Instructions to follow: Give every entry again, word for word.

[Collected data entries]
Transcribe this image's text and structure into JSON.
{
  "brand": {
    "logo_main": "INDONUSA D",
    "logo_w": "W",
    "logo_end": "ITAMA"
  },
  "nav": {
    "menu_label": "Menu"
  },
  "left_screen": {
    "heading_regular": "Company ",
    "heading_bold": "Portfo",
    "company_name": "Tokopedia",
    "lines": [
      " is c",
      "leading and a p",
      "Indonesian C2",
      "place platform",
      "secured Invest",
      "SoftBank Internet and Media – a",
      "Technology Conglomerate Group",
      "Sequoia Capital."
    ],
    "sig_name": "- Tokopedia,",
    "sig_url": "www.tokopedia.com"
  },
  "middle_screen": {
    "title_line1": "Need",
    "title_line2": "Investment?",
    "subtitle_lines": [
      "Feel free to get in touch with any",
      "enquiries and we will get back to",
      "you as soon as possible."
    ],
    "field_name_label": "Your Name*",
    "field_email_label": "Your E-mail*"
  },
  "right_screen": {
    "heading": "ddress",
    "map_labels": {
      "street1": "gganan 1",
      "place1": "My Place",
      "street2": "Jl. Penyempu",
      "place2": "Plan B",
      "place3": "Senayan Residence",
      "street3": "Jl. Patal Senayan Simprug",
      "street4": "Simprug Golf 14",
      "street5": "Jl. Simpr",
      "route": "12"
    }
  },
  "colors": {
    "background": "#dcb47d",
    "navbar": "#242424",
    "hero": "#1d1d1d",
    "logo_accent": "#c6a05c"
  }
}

Written solution:
Transcribe this image's text and structure into JSON.
{
  "brand": {
    "logo_main": "INDONUSA D",
    "logo_w": "W",
    "logo_end": "ITAMA"
  },
  "nav": {
    "menu_label": "Menu"
  },
  "left_screen": {
    "heading_regular": "Company ",
    "heading_bold": "Portfo",
    "company_name": "Tokopedia",
    "lines": [
      " is c",
      "leading and a p",
      "Indonesian C2",
      "place platform",
      "secured Invest",
      "SoftBank Internet and Media – a",
      "Technology Conglomerate Group",
      "Sequoia Capital."
    ],
    "sig_name": "- Tokopedia,",
    "sig_url": "www.tokopedia.com"
  },
  "middle_screen": {
    "title_line1": "Need",
    "title_line2": "Investment?",
    "subtitle_lines": [
      "Feel free to get in touch with any",
      "enquiries and we will get back to",
      "you as soon as possible."
    ],
    "field_name_label": "Your Name*",
    "field_email_label": "Your E-mail*"
  },
  "right_screen": {
    "heading": "ddress",
    "map_labels": {
      "street1": "gganan 1",
      "place1": "My Place",
      "street2": "Jl. Penyempu",
      "place2": "Plan B",
      "place3": "Senayan Residence",
      "street3": "Jl. Patal Senayan Simprug",
      "street4": "Simprug Golf 14",
      "street5": "Jl. Simpr",
      "route": "12"
    }
  },
  "colors": {
    "background": "#dcb47d",
    "navbar": "#242424",
    "hero": "#1d1d1d",
    "logo_accent": "#c6a05c"
  }
}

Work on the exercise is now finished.